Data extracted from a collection
◇ ◇ ◇

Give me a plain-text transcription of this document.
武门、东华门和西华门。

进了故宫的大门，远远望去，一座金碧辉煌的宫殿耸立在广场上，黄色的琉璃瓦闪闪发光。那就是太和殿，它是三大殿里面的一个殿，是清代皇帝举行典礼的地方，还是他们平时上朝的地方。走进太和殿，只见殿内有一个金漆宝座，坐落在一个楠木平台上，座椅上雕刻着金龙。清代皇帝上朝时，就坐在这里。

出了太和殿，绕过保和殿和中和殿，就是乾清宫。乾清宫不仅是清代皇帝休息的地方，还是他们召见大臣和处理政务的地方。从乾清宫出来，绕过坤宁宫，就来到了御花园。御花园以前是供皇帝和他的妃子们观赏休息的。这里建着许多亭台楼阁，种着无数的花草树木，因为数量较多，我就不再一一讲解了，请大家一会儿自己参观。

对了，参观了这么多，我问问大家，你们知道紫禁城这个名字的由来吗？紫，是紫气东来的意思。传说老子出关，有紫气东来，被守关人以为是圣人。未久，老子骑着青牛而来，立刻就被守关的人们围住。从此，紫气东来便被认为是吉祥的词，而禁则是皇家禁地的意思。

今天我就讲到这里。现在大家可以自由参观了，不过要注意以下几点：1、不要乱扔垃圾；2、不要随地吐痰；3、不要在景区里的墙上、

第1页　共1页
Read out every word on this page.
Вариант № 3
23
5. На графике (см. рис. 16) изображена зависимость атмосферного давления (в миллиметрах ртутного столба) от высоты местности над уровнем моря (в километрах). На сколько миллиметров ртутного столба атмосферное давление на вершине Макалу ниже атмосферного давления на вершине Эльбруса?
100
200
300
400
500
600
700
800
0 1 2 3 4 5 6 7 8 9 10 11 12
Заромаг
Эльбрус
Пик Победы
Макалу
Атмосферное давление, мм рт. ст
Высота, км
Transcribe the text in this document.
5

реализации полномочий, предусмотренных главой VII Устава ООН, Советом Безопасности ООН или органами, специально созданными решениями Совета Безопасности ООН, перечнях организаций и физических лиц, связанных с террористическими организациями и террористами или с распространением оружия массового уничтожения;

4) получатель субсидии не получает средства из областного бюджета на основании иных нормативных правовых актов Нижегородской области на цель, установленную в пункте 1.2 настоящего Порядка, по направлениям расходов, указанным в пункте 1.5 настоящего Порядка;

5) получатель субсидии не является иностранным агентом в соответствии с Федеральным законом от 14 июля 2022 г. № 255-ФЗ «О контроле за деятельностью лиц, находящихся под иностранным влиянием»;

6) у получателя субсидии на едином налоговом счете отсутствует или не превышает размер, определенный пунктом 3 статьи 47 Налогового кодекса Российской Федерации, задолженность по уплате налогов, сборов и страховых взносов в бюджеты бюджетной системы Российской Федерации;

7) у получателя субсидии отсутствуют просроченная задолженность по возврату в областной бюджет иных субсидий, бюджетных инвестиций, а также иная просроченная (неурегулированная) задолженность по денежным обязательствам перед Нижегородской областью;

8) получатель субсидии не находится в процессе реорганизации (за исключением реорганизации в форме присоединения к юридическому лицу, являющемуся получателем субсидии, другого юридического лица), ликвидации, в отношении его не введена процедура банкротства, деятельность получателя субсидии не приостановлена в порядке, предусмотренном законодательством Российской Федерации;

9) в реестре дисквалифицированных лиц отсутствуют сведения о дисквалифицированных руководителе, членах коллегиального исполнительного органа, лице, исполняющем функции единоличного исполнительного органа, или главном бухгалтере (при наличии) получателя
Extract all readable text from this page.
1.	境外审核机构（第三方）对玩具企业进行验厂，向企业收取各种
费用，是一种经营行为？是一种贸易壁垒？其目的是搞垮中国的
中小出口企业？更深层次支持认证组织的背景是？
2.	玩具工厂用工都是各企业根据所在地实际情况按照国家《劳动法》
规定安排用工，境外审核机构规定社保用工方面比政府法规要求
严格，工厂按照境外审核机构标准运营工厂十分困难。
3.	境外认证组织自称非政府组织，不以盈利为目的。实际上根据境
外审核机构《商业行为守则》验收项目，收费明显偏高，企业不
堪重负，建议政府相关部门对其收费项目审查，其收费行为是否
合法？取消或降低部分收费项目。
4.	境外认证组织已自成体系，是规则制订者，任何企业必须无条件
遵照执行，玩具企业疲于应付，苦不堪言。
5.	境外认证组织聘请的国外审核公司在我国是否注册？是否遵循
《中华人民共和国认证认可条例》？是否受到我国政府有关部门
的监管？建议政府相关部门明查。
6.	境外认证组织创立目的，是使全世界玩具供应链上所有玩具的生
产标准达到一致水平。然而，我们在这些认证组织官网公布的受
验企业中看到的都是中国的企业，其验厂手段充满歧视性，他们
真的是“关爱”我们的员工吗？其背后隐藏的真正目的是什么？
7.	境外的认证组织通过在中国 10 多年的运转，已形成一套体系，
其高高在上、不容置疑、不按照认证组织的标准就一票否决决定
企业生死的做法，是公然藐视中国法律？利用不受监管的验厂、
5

◇ ◇ ◇

Problem to solve >> Pull out every line from the one with "Extract all readable text from this page." to the end of the listing, and output only those.

Exercise answer >>
Extract all readable text from this page.
1.	境外审核机构（第三方）对玩具企业进行验厂，向企业收取各种
费用，是一种经营行为？是一种贸易壁垒？其目的是搞垮中国的
中小出口企业？更深层次支持认证组织的背景是？
2.	玩具工厂用工都是各企业根据所在地实际情况按照国家《劳动法》
规定安排用工，境外审核机构规定社保用工方面比政府法规要求
严格，工厂按照境外审核机构标准运营工厂十分困难。
3.	境外认证组织自称非政府组织，不以盈利为目的。实际上根据境
外审核机构《商业行为守则》验收项目，收费明显偏高，企业不
堪重负，建议政府相关部门对其收费项目审查，其收费行为是否
合法？取消或降低部分收费项目。
4.	境外认证组织已自成体系，是规则制订者，任何企业必须无条件
遵照执行，玩具企业疲于应付，苦不堪言。
5.	境外认证组织聘请的国外审核公司在我国是否注册？是否遵循
《中华人民共和国认证认可条例》？是否受到我国政府有关部门
的监管？建议政府相关部门明查。
6.	境外认证组织创立目的，是使全世界玩具供应链上所有玩具的生
产标准达到一致水平。然而，我们在这些认证组织官网公布的受
验企业中看到的都是中国的企业，其验厂手段充满歧视性，他们
真的是“关爱”我们的员工吗？其背后隐藏的真正目的是什么？
7.	境外的认证组织通过在中国 10 多年的运转，已形成一套体系，
其高高在上、不容置疑、不按照认证组织的标准就一票否决决定
企业生死的做法，是公然藐视中国法律？利用不受监管的验厂、
5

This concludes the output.